### RECORDS FOR THIS TASK
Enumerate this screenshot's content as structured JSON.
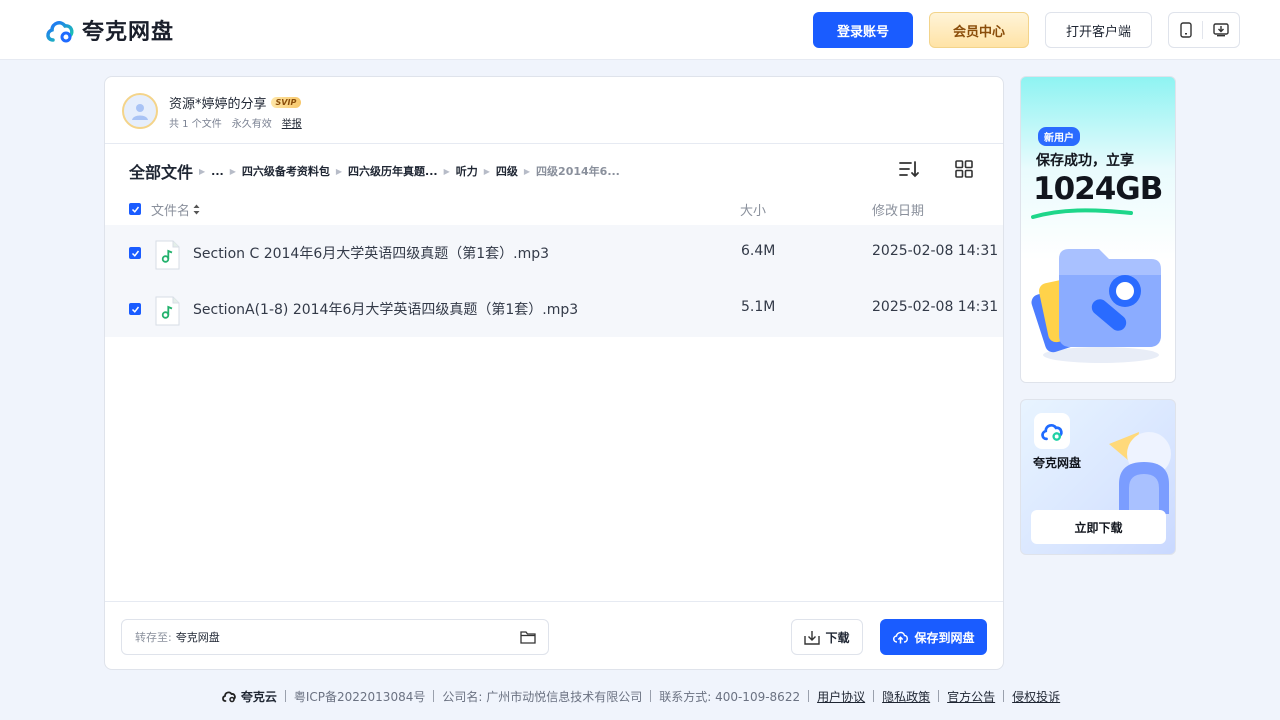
{
  "header": {
    "logo_text": "夸克网盘",
    "login_label": "登录账号",
    "vip_label": "会员中心",
    "client_label": "打开客户端"
  },
  "share": {
    "title": "资源*婷婷的分享",
    "badge": "SVIP",
    "file_count": "共 1 个文件",
    "validity": "永久有效",
    "report": "举报"
  },
  "breadcrumb": {
    "root": "全部文件",
    "items": [
      "...",
      "四六级备考资料包",
      "四六级历年真题...",
      "听力",
      "四级"
    ],
    "current": "四级2014年6..."
  },
  "table": {
    "columns": {
      "name": "文件名",
      "size": "大小",
      "date": "修改日期"
    },
    "rows": [
      {
        "name": "Section C 2014年6月大学英语四级真题（第1套）.mp3",
        "size": "6.4M",
        "date": "2025-02-08 14:31"
      },
      {
        "name": "SectionA(1-8) 2014年6月大学英语四级真题（第1套）.mp3",
        "size": "5.1M",
        "date": "2025-02-08 14:31"
      }
    ]
  },
  "actions": {
    "save_to_label": "转存至:",
    "save_to_value": "夸克网盘",
    "download_label": "下载",
    "save_label": "保存到网盘"
  },
  "ads": {
    "promo_tag": "新用户",
    "promo_line": "保存成功，立享",
    "promo_big": "1024GB",
    "app_name": "夸克网盘",
    "app_download": "立即下载"
  },
  "footer": {
    "brand": "夸克云",
    "icp": "粤ICP备2022013084号",
    "company": "公司名: 广州市动悦信息技术有限公司",
    "contact": "联系方式: 400-109-8622",
    "links": [
      "用户协议",
      "隐私政策",
      "官方公告",
      "侵权投诉"
    ]
  },
  "colors": {
    "accent": "#1a5cff",
    "page_bg": "#f0f4fc",
    "row_bg": "#f5f7fb",
    "vip_gold": "#ffe3a6"
  }
}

### WHAT YOU ARE ASKED TO DO
Quote each line of the listing exactly, but leave the pictures out.

### EXERCISE ANSWER
Enumerate this screenshot's content as structured JSON.
{
  "header": {
    "logo_text": "夸克网盘",
    "login_label": "登录账号",
    "vip_label": "会员中心",
    "client_label": "打开客户端"
  },
  "share": {
    "title": "资源*婷婷的分享",
    "badge": "SVIP",
    "file_count": "共 1 个文件",
    "validity": "永久有效",
    "report": "举报"
  },
  "breadcrumb": {
    "root": "全部文件",
    "items": [
      "...",
      "四六级备考资料包",
      "四六级历年真题...",
      "听力",
      "四级"
    ],
    "current": "四级2014年6..."
  },
  "table": {
    "columns": {
      "name": "文件名",
      "size": "大小",
      "date": "修改日期"
    },
    "rows": [
      {
        "name": "Section C 2014年6月大学英语四级真题（第1套）.mp3",
        "size": "6.4M",
        "date": "2025-02-08 14:31"
      },
      {
        "name": "SectionA(1-8) 2014年6月大学英语四级真题（第1套）.mp3",
        "size": "5.1M",
        "date": "2025-02-08 14:31"
      }
    ]
  },
  "actions": {
    "save_to_label": "转存至:",
    "save_to_value": "夸克网盘",
    "download_label": "下载",
    "save_label": "保存到网盘"
  },
  "ads": {
    "promo_tag": "新用户",
    "promo_line": "保存成功，立享",
    "promo_big": "1024GB",
    "app_name": "夸克网盘",
    "app_download": "立即下载"
  },
  "footer": {
    "brand": "夸克云",
    "icp": "粤ICP备2022013084号",
    "company": "公司名: 广州市动悦信息技术有限公司",
    "contact": "联系方式: 400-109-8622",
    "links": [
      "用户协议",
      "隐私政策",
      "官方公告",
      "侵权投诉"
    ]
  },
  "colors": {
    "accent": "#1a5cff",
    "page_bg": "#f0f4fc",
    "row_bg": "#f5f7fb",
    "vip_gold": "#ffe3a6"
  }
}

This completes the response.